**What is needed:**
Using the records that follow, copy every line containing the word "Automatic".

============================================================

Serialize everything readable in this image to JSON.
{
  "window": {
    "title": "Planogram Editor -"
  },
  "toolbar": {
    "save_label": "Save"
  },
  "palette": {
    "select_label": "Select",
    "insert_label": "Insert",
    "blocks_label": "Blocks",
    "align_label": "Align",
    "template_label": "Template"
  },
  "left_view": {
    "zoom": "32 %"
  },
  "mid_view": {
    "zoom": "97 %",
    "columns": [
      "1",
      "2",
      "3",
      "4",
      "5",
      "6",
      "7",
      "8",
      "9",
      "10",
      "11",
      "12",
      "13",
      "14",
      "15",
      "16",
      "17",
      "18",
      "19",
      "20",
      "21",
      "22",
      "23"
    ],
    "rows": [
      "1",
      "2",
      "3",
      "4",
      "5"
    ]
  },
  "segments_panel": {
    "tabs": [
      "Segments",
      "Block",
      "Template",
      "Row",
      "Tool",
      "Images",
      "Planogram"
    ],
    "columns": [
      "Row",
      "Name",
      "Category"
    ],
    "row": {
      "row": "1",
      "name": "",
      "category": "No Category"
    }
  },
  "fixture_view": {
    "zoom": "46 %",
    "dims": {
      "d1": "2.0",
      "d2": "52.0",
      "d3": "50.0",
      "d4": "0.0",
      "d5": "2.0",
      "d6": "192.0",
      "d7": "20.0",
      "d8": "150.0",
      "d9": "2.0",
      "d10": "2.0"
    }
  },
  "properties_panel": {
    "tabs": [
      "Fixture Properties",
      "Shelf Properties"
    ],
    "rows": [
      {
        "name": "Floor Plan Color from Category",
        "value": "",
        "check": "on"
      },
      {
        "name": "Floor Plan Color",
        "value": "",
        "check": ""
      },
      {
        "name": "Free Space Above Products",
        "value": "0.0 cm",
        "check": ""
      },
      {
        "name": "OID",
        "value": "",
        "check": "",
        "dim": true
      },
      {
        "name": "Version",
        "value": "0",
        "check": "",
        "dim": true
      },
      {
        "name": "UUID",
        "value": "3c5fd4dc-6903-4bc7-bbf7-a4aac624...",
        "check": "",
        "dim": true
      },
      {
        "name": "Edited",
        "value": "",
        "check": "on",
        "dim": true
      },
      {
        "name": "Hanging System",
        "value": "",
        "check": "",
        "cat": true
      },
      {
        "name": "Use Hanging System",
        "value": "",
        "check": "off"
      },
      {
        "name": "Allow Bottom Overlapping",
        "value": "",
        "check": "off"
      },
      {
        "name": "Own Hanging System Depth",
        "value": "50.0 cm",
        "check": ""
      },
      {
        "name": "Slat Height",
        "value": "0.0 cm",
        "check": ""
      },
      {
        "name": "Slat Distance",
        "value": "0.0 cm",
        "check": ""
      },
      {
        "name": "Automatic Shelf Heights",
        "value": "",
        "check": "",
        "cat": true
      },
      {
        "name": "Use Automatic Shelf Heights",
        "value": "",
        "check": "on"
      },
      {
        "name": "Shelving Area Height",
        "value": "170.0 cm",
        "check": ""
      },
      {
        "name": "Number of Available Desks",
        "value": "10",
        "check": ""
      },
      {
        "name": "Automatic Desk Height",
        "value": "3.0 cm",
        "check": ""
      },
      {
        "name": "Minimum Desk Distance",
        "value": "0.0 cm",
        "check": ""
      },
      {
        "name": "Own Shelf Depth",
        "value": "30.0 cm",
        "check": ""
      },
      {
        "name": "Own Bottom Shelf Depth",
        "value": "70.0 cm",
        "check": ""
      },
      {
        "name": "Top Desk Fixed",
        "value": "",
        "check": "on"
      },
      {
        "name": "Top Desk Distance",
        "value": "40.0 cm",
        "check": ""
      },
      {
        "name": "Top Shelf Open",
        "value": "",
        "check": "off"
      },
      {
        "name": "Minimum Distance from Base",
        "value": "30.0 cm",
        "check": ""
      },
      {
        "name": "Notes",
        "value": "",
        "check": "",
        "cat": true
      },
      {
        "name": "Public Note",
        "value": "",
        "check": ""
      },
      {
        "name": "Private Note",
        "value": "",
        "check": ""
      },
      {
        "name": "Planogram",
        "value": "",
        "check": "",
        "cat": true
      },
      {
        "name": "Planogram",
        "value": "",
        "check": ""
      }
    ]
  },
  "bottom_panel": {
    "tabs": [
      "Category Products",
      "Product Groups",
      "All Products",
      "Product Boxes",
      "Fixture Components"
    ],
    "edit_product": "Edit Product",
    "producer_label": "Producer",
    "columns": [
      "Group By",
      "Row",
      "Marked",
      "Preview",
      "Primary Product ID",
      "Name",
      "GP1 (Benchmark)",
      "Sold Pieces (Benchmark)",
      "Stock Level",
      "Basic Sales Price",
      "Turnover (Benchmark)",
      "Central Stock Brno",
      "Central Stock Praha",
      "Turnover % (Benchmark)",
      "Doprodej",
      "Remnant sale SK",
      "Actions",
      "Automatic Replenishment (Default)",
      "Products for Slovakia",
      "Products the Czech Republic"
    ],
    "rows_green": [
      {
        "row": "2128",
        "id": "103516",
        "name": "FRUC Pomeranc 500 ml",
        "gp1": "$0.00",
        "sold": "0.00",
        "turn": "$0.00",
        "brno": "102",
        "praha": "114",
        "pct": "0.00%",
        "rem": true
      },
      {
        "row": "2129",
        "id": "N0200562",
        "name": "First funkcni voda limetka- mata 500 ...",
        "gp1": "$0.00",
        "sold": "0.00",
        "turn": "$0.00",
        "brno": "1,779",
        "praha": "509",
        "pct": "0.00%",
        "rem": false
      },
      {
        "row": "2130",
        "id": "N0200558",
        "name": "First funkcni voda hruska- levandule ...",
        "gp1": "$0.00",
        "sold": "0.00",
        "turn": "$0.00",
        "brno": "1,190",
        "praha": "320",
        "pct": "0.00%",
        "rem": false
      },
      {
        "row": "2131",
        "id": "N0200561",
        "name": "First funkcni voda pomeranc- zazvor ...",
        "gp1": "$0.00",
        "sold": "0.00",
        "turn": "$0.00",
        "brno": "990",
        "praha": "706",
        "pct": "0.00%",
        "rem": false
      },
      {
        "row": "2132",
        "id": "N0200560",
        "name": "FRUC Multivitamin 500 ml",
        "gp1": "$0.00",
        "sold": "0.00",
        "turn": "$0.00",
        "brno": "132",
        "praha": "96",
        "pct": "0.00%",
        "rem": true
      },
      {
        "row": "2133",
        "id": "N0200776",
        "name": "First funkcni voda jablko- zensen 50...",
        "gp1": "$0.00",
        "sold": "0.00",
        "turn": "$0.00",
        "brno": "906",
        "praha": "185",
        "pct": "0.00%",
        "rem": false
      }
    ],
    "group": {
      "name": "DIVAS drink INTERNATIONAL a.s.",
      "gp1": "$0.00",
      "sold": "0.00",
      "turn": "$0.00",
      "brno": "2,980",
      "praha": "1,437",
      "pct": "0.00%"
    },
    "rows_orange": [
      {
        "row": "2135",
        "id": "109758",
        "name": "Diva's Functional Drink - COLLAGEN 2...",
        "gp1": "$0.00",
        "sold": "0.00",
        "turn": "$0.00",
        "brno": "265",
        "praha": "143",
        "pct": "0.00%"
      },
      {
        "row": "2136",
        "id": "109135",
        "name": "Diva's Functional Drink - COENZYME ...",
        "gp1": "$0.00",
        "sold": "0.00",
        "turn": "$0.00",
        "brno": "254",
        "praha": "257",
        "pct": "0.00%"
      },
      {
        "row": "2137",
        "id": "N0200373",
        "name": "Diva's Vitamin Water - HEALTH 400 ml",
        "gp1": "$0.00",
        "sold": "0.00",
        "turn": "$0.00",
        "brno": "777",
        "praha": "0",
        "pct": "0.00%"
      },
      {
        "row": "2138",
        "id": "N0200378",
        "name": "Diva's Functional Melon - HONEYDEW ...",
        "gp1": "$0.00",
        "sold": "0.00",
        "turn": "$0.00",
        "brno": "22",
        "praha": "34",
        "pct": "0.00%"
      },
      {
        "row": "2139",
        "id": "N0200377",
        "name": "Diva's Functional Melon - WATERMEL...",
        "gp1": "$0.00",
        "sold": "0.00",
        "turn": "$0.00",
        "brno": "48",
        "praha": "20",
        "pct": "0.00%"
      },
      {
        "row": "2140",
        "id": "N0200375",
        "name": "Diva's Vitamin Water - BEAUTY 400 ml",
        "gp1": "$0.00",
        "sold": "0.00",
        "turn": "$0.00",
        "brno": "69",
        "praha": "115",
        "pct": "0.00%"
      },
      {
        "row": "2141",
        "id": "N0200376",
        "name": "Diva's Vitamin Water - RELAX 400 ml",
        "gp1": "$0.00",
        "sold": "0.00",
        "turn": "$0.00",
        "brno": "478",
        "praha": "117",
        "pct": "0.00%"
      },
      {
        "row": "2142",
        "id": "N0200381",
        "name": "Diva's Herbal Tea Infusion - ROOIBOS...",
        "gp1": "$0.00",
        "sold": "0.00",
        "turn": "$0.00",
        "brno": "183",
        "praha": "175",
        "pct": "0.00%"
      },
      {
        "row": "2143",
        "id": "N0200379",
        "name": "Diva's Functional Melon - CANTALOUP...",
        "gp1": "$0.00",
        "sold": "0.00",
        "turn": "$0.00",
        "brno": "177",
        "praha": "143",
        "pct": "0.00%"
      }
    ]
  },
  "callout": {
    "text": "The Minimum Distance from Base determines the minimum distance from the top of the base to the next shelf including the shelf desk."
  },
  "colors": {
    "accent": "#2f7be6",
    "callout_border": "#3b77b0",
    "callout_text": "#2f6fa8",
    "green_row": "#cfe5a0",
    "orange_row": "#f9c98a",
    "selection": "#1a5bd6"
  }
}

============================================================

**Exercise output:**
        "name": "Automatic Shelf Heights",
        "name": "Use Automatic Shelf Heights",
        "name": "Automatic Desk Height",
      "Automatic Replenishment (Default)",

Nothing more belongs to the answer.